* _Directions_:
Check each line of the material. Copy those containing "Open".

■ ■ ■

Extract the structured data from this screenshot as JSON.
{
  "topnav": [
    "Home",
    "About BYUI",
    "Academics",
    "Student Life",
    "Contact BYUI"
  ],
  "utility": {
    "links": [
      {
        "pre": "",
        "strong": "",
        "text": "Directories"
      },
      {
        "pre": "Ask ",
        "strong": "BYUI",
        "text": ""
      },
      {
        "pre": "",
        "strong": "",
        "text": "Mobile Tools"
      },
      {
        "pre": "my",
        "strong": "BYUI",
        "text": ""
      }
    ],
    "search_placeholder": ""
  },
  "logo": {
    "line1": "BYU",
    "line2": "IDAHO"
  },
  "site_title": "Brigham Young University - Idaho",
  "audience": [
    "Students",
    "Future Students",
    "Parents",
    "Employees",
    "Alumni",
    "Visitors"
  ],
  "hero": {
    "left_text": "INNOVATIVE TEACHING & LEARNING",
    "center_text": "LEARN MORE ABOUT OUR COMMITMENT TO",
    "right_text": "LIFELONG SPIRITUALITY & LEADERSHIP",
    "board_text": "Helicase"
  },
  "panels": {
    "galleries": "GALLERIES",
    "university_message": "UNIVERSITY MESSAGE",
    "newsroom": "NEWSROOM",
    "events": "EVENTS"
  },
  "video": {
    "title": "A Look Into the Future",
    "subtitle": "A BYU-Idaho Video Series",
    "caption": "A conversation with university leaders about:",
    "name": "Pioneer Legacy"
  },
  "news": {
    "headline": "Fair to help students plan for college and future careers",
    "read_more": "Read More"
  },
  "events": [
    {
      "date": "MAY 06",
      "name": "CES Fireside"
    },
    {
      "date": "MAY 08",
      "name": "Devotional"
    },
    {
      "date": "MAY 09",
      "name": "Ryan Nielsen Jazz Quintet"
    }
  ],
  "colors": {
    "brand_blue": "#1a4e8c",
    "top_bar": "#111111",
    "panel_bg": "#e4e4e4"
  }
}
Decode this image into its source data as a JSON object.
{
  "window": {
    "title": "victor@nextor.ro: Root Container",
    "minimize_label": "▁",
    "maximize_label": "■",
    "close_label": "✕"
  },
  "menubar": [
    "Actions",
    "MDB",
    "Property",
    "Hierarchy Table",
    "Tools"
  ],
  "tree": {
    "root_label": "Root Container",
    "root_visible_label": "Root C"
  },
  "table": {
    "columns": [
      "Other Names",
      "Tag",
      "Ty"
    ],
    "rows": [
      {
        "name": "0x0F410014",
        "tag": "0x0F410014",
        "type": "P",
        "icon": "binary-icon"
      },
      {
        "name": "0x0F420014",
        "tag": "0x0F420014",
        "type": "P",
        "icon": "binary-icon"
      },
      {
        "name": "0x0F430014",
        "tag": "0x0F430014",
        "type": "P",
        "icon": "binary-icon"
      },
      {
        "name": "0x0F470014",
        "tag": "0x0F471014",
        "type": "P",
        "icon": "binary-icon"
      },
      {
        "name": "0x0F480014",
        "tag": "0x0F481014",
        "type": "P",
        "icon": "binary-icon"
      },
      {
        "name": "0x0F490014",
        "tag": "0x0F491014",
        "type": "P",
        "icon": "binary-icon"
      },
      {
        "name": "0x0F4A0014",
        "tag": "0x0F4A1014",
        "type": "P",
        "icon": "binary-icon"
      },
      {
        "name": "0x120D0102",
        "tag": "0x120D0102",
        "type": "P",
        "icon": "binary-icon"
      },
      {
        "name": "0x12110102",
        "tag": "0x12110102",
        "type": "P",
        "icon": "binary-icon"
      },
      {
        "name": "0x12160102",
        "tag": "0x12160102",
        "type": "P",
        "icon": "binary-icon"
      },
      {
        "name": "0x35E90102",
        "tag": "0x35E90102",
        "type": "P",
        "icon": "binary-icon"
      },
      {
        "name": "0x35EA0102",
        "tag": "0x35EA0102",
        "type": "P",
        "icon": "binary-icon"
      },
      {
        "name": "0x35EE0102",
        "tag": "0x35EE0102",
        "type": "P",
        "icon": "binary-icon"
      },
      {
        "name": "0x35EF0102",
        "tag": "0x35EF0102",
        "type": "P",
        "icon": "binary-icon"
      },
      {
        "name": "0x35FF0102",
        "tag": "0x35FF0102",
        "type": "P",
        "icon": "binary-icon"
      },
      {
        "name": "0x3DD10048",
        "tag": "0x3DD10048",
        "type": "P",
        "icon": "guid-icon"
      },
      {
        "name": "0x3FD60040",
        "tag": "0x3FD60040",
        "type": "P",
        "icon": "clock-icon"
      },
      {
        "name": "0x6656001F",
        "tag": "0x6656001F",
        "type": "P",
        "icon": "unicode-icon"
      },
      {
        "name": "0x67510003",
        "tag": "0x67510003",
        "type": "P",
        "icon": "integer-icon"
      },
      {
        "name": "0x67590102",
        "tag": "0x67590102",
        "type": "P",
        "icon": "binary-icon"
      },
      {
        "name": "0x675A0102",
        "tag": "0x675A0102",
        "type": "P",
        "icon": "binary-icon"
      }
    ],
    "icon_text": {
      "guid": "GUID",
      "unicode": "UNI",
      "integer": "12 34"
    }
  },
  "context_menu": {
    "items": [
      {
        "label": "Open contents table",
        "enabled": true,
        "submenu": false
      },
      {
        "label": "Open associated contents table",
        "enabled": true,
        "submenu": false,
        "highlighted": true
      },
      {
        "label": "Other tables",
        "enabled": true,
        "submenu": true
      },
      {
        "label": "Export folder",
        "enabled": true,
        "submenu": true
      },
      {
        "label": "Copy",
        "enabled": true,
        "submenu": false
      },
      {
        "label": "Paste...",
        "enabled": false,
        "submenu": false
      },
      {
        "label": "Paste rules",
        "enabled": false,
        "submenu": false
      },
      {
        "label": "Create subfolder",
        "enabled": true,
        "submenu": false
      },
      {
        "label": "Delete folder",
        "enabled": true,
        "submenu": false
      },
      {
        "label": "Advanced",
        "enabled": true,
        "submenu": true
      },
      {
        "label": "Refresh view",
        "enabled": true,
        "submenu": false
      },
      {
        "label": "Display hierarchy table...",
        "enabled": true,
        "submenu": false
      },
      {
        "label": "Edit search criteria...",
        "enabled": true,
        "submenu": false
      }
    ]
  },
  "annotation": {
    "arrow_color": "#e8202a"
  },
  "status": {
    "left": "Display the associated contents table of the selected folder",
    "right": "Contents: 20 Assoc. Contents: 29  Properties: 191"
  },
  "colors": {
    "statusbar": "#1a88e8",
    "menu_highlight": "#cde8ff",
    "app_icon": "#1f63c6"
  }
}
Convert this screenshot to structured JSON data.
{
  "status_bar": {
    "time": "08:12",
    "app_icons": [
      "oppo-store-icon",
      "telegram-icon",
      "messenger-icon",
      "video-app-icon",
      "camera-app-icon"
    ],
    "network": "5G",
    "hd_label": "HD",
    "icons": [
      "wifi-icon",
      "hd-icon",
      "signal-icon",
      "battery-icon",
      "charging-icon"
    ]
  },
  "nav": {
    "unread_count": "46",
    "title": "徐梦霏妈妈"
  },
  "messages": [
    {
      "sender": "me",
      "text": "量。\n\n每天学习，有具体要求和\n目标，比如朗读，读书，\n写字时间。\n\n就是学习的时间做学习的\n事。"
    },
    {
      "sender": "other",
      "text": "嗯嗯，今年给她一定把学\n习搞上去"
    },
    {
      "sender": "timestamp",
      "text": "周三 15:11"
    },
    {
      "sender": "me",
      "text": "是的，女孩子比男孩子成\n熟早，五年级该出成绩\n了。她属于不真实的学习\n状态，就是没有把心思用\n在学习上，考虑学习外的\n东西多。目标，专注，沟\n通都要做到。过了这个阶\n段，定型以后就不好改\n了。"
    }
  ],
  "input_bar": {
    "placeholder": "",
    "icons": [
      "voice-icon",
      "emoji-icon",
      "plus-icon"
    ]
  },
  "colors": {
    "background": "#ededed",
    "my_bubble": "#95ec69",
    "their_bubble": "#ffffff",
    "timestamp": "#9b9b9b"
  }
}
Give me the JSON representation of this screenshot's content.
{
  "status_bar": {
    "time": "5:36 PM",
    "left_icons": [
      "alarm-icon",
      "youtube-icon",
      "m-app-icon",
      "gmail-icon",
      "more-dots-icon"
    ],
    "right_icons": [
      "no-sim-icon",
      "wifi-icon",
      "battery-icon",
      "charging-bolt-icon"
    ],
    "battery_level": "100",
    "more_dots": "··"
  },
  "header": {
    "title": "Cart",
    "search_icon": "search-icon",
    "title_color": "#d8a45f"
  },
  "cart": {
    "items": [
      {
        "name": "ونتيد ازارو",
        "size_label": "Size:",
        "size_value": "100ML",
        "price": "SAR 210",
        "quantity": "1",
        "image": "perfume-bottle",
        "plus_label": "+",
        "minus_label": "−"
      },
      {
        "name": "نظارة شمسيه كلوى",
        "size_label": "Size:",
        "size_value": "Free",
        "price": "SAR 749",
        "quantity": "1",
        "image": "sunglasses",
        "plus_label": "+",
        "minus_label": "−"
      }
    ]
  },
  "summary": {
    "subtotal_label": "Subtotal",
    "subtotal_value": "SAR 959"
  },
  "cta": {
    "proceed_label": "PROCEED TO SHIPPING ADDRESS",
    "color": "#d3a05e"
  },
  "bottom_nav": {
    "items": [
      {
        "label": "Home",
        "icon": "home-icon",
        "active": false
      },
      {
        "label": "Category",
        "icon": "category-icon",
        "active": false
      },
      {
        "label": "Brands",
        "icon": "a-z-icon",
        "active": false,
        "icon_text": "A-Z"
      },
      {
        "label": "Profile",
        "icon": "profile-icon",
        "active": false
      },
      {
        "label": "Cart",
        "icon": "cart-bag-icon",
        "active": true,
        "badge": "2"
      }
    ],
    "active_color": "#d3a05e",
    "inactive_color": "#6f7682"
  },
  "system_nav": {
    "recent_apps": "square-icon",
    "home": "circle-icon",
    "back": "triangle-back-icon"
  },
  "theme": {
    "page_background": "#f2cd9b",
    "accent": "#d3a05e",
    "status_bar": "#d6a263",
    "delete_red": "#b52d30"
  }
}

■ ■ ■

* _Worked solution_:
        "label": "Open contents table",
        "label": "Open associated contents table",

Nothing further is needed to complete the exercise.